Objectives:
• A. From the Excel forum thread, reproduce word for word the part that opens with the words containing "## Jon von der" and closes with "a winning score.".
• B. Condense the paragraph in the Excel forum thread that starts with "You have entered a score" into a shorter version that keeps its main facts.
• C. Name every poster in the Excel forum thread whose post is dated in 2010.

Text segment:
-=-=-
# France 2 England 1



## Corleone (Jun 13, 2004)

Is there anything you can do on Excel to change what happened in injury time?


----------



## plettieri (Jun 13, 2004)

Hi:

Seems likey a possible move to the discussion group forum for this topic, but unfortunately that is closed....

plettieri


----------



## Smitty (Jun 13, 2004)

> Is there anything you can do on Excel to change what happened in injury time?


I dunno.  What happened, and what are you trying to accomplish?

Maybe post a shot of your sheet.

Smitty


----------



## PaddyD (Jun 13, 2004)

Book1ABCD1EnglandAnyotherteamontheplanet2SuggestedScoreSheet1

There is data validation on B2 as follows:

=C2>B2

with the corresponding message:

"You have entered a score that implies that England might win a game of football.  The probability of this is lower than the smallest number Excel can store (1E-307) - please enter a more realistic number, or contact Mirosoft to ask that they enable the storage of numbers small enough to represent England's chances of winning a game".


----------



## Corleone (Jun 13, 2010)

Cheers


----------



## Expiry (Jun 29, 2010)

In the history of Mr Excel, has anyone had to wait longer for a 'thank you' than this?


----------



## Domski (Jun 29, 2010)

WTF!!! That's priceless!!! 

Dom


----------



## Jon von der Heyden (Jun 30, 2010)

Corleone, I take it you didn't put any money on England winning the cup this time, since Paddy gave you a validation rule preventing a winning score.


----------



## Greg Truby (Jun 30, 2010)

Expiry said:


> In the history of Mr Excel, has anyone had to wait longer for a 'thank you' than this?


 
Well, you have to admit, that's most impressive, six years *down to the minute*.


----------



## davesexcel (Jul 4, 2010)

That is amazing!! It is the talk of the XL Forum World, I had to see it for Myself.
Though it appears to be 1 hour short of six years, LOL


----------



## Corleone (Feb 9, 2011)

PaddyD said:


> Book1ABCD1*EnglandAny*other*team*on*the*planet*2Suggested*Score***Sheet1
> 
> There is data validation on B2 as follows:
> 
> ...



Will this work on Excel 2007? i might use it for next years European Championships

Cheers


----------



## Peter_SSs (Feb 10, 2011)

Corleone said:


> Will this work on Excel 2007?


Technically yes, but might be safest to change the validation formula to
=C2>B2+2


----------



## cornflakegirl (Feb 10, 2011)

Peter - are you sure you really want to be criticising our sporting prowess?


----------



## Peter_SSs (Feb 10, 2011)

cornflakegirl said:


> Peter - are you sure you really want to be criticising our sporting prowess?


Good point, I'll withdraw quietly.
-=-=-
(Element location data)
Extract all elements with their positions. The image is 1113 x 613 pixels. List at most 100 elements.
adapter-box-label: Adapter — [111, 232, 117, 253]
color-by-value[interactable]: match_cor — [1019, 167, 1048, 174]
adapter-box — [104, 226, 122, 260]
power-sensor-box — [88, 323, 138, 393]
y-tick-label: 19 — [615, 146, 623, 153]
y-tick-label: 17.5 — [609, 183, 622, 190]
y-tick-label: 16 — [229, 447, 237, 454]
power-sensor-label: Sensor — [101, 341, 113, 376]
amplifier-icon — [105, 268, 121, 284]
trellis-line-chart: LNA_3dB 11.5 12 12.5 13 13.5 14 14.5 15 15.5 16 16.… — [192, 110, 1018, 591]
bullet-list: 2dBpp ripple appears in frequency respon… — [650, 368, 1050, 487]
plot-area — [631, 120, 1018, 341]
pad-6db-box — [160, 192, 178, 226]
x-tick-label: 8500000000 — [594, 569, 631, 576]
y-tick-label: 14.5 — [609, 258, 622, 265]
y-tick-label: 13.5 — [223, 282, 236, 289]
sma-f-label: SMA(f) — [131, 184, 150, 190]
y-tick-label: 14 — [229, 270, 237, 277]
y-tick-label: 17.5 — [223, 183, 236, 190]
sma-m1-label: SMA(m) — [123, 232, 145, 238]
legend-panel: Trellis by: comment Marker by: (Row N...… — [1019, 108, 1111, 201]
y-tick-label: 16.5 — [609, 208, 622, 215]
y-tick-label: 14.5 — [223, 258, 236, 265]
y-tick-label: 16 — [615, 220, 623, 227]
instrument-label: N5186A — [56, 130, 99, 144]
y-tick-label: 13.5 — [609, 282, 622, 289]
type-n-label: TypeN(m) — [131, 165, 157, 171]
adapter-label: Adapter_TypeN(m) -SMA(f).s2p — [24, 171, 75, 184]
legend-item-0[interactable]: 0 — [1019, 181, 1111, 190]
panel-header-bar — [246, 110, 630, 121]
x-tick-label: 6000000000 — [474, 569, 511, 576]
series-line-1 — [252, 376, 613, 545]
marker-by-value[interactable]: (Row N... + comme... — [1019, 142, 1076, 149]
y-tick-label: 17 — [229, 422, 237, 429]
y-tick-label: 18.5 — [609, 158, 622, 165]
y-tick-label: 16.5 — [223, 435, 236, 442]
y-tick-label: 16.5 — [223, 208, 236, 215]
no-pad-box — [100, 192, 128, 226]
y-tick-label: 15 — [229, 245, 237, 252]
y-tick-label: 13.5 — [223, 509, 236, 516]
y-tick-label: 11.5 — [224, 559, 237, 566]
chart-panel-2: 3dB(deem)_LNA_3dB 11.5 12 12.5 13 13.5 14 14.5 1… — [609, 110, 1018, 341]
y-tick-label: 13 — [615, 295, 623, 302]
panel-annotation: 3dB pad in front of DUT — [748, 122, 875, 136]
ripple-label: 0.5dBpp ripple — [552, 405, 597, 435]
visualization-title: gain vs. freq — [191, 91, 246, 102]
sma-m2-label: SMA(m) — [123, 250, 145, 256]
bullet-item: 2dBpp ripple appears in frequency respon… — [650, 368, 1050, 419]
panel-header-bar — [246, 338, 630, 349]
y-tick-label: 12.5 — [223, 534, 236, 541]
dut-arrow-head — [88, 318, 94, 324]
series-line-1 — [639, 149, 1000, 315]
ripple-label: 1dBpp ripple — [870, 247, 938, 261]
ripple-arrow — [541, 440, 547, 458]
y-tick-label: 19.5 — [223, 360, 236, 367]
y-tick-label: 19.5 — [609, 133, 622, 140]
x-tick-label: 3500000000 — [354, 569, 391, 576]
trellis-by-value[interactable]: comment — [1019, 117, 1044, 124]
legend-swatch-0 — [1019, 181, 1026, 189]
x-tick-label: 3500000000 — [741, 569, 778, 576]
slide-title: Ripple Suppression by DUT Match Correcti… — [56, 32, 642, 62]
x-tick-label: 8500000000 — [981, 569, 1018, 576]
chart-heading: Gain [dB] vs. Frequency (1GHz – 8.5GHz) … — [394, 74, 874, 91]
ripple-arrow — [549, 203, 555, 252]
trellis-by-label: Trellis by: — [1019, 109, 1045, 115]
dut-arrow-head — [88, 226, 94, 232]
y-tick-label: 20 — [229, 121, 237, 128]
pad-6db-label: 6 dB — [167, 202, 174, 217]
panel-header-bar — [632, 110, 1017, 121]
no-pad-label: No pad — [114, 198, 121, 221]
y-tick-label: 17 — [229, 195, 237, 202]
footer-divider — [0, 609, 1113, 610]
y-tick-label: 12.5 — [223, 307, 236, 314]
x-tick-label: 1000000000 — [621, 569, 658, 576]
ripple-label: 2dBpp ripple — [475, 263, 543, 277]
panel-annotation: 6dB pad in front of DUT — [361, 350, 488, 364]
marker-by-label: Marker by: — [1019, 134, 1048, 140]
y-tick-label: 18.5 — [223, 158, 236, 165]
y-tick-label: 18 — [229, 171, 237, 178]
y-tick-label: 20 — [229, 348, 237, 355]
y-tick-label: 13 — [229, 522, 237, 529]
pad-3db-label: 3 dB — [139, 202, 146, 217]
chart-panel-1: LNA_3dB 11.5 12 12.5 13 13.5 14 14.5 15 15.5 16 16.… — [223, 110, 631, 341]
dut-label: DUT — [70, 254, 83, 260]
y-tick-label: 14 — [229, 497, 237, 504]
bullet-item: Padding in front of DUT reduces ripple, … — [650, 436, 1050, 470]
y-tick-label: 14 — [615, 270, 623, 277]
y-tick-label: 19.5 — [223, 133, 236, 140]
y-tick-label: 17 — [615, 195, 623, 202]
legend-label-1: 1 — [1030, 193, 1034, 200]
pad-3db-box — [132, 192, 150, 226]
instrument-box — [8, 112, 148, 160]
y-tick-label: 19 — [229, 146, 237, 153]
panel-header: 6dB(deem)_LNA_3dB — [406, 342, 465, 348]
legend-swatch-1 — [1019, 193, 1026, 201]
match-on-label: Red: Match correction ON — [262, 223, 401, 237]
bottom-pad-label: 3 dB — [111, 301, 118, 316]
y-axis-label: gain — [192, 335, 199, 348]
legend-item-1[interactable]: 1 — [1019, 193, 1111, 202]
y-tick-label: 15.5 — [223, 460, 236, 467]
-=-=-
Answers to the tasks:
• A.
## Jon von der Heyden (Jun 30, 2010)

Corleone, I take it you didn't put any money on England winning the cup this time, since Paddy gave you a validation rule preventing a winning score.

• B. The message says the entered score suggests England might win a football game. The odds of that are said to be below 1E-307, the smallest number Excel can store. The user is asked to enter a more realistic score or to ask the software maker to allow numbers small enough to show England's chances.

• C.
Corleone
Expiry
Domski
Jon von der Heyden
Greg Truby
davesexcel